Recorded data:
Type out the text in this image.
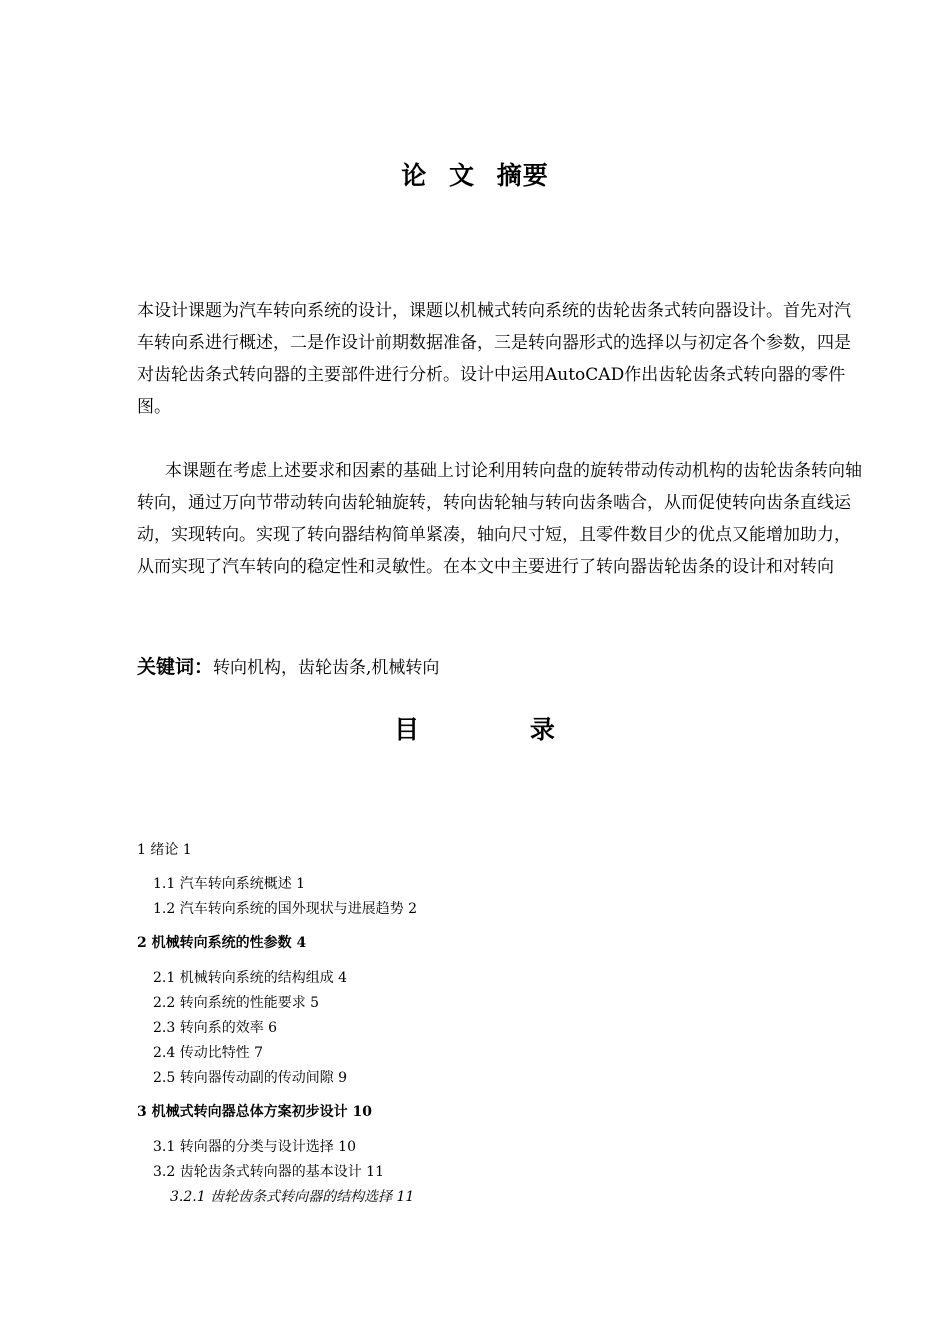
论 文 摘要

本设计课题为汽车转向系统的设计，课题以机械式转向系统的齿轮齿条式转向器设计。首先对汽车转向系进行概述，二是作设计前期数据准备，三是转向器形式的选择以与初定各个参数，四是对齿轮齿条式转向器的主要部件进行分析。设计中运用AutoCAD作出齿轮齿条式转向器的零件图。

本课题在考虑上述要求和因素的基础上讨论利用转向盘的旋转带动传动机构的齿轮齿条转向轴转向，通过万向节带动转向齿轮轴旋转，转向齿轮轴与转向齿条啮合，从而促使转向齿条直线运动，实现转向。实现了转向器结构简单紧凑，轴向尺寸短，且零件数目少的优点又能增加助力，从而实现了汽车转向的稳定性和灵敏性。在本文中主要进行了转向器齿轮齿条的设计和对转向

关键词：转向机构，齿轮齿条,机械转向
目 录
1 绪论 1
1.1 汽车转向系统概述 1
1.2 汽车转向系统的国外现状与进展趋势 2
2 机械转向系统的性参数 4
2.1 机械转向系统的结构组成 4
2.2 转向系统的性能要求 5
2.3 转向系的效率 6
2.4 传动比特性 7
2.5 转向器传动副的传动间隙 9
3 机械式转向器总体方案初步设计 10
3.1 转向器的分类与设计选择 10
3.2 齿轮齿条式转向器的基本设计 11
3.2.1 齿轮齿条式转向器的结构选择 11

### GOAL
Images do not belong in the copy; reproduce all other parts of the records above verbatim.

### ANSWER
Type out the text in this image.
论 文 摘要

本设计课题为汽车转向系统的设计，课题以机械式转向系统的齿轮齿条式转向器设计。首先对汽车转向系进行概述，二是作设计前期数据准备，三是转向器形式的选择以与初定各个参数，四是对齿轮齿条式转向器的主要部件进行分析。设计中运用AutoCAD作出齿轮齿条式转向器的零件图。

本课题在考虑上述要求和因素的基础上讨论利用转向盘的旋转带动传动机构的齿轮齿条转向轴转向，通过万向节带动转向齿轮轴旋转，转向齿轮轴与转向齿条啮合，从而促使转向齿条直线运动，实现转向。实现了转向器结构简单紧凑，轴向尺寸短，且零件数目少的优点又能增加助力，从而实现了汽车转向的稳定性和灵敏性。在本文中主要进行了转向器齿轮齿条的设计和对转向

关键词：转向机构，齿轮齿条,机械转向
目 录
1 绪论 1
1.1 汽车转向系统概述 1
1.2 汽车转向系统的国外现状与进展趋势 2
2 机械转向系统的性参数 4
2.1 机械转向系统的结构组成 4
2.2 转向系统的性能要求 5
2.3 转向系的效率 6
2.4 传动比特性 7
2.5 转向器传动副的传动间隙 9
3 机械式转向器总体方案初步设计 10
3.1 转向器的分类与设计选择 10
3.2 齿轮齿条式转向器的基本设计 11
3.2.1 齿轮齿条式转向器的结构选择 11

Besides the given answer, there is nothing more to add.